▶ **DIRECTION**: Reproduce every line of the records below word for word, leaving out the pictures.

▶ **EXERCISE MATERIAL**:
◆ ◆ ◆ ◆

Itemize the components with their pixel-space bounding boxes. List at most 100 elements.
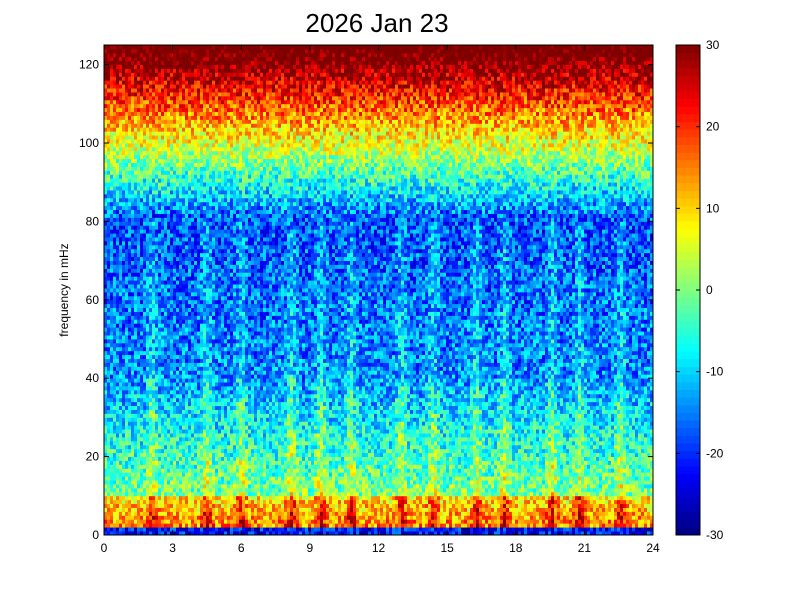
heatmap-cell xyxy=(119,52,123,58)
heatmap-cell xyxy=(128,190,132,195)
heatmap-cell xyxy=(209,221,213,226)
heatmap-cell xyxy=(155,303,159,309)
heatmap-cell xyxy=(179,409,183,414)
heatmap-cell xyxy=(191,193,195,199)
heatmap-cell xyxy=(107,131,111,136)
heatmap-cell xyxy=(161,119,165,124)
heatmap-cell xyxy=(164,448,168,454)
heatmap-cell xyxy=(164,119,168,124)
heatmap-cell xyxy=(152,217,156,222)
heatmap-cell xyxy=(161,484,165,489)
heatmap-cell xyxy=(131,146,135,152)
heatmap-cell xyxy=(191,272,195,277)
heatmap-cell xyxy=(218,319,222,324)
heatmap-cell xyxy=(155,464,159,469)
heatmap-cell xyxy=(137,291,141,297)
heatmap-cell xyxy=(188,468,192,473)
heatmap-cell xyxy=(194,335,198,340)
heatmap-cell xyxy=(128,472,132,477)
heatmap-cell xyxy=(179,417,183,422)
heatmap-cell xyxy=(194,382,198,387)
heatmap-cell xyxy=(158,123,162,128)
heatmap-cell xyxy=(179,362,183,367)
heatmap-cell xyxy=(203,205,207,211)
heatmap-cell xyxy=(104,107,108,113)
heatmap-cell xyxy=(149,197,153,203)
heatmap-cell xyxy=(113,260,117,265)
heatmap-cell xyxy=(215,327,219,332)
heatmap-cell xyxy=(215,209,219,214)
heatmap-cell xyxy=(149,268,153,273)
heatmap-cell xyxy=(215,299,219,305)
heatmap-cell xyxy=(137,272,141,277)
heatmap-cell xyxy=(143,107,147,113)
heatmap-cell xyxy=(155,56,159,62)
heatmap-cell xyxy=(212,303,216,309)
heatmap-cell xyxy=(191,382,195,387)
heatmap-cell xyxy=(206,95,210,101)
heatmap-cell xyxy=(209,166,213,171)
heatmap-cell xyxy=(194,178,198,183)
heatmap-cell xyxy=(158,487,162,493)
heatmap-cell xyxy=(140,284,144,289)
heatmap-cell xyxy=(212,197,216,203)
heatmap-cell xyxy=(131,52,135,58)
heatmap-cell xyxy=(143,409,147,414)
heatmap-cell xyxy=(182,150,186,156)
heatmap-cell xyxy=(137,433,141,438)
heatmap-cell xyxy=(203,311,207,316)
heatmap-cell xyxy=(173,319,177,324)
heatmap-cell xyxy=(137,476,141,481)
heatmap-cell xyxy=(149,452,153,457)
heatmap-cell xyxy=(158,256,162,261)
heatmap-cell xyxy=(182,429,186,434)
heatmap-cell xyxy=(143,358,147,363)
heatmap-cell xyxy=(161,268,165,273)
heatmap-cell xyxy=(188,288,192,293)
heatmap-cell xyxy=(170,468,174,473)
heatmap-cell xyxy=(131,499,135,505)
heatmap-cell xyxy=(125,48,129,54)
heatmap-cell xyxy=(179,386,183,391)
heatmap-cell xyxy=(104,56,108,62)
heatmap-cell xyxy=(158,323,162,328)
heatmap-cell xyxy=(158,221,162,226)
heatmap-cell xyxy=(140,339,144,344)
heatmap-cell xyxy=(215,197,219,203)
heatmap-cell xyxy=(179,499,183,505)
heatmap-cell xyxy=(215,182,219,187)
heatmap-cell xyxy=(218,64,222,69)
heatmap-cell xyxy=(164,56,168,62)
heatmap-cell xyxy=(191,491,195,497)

◆ ◆ ◆ ◆

▶ **SOLUTION TO THE PROBLEM**:
Itemize the components with their pixel-space bounding boxes. List at most 100 elements.
heatmap-cell xyxy=(119,52,123,58)
heatmap-cell xyxy=(128,190,132,195)
heatmap-cell xyxy=(209,221,213,226)
heatmap-cell xyxy=(155,303,159,309)
heatmap-cell xyxy=(179,409,183,414)
heatmap-cell xyxy=(191,193,195,199)
heatmap-cell xyxy=(107,131,111,136)
heatmap-cell xyxy=(161,119,165,124)
heatmap-cell xyxy=(164,448,168,454)
heatmap-cell xyxy=(164,119,168,124)
heatmap-cell xyxy=(152,217,156,222)
heatmap-cell xyxy=(161,484,165,489)
heatmap-cell xyxy=(131,146,135,152)
heatmap-cell xyxy=(191,272,195,277)
heatmap-cell xyxy=(218,319,222,324)
heatmap-cell xyxy=(155,464,159,469)
heatmap-cell xyxy=(137,291,141,297)
heatmap-cell xyxy=(188,468,192,473)
heatmap-cell xyxy=(194,335,198,340)
heatmap-cell xyxy=(128,472,132,477)
heatmap-cell xyxy=(179,417,183,422)
heatmap-cell xyxy=(194,382,198,387)
heatmap-cell xyxy=(158,123,162,128)
heatmap-cell xyxy=(179,362,183,367)
heatmap-cell xyxy=(203,205,207,211)
heatmap-cell xyxy=(104,107,108,113)
heatmap-cell xyxy=(149,197,153,203)
heatmap-cell xyxy=(113,260,117,265)
heatmap-cell xyxy=(215,327,219,332)
heatmap-cell xyxy=(215,209,219,214)
heatmap-cell xyxy=(149,268,153,273)
heatmap-cell xyxy=(215,299,219,305)
heatmap-cell xyxy=(137,272,141,277)
heatmap-cell xyxy=(143,107,147,113)
heatmap-cell xyxy=(155,56,159,62)
heatmap-cell xyxy=(212,303,216,309)
heatmap-cell xyxy=(191,382,195,387)
heatmap-cell xyxy=(206,95,210,101)
heatmap-cell xyxy=(209,166,213,171)
heatmap-cell xyxy=(194,178,198,183)
heatmap-cell xyxy=(158,487,162,493)
heatmap-cell xyxy=(140,284,144,289)
heatmap-cell xyxy=(212,197,216,203)
heatmap-cell xyxy=(131,52,135,58)
heatmap-cell xyxy=(143,409,147,414)
heatmap-cell xyxy=(182,150,186,156)
heatmap-cell xyxy=(137,433,141,438)
heatmap-cell xyxy=(203,311,207,316)
heatmap-cell xyxy=(173,319,177,324)
heatmap-cell xyxy=(137,476,141,481)
heatmap-cell xyxy=(149,452,153,457)
heatmap-cell xyxy=(158,256,162,261)
heatmap-cell xyxy=(182,429,186,434)
heatmap-cell xyxy=(143,358,147,363)
heatmap-cell xyxy=(161,268,165,273)
heatmap-cell xyxy=(188,288,192,293)
heatmap-cell xyxy=(170,468,174,473)
heatmap-cell xyxy=(131,499,135,505)
heatmap-cell xyxy=(125,48,129,54)
heatmap-cell xyxy=(179,386,183,391)
heatmap-cell xyxy=(104,56,108,62)
heatmap-cell xyxy=(158,323,162,328)
heatmap-cell xyxy=(158,221,162,226)
heatmap-cell xyxy=(140,339,144,344)
heatmap-cell xyxy=(215,197,219,203)
heatmap-cell xyxy=(179,499,183,505)
heatmap-cell xyxy=(215,182,219,187)
heatmap-cell xyxy=(218,64,222,69)
heatmap-cell xyxy=(164,56,168,62)
heatmap-cell xyxy=(191,491,195,497)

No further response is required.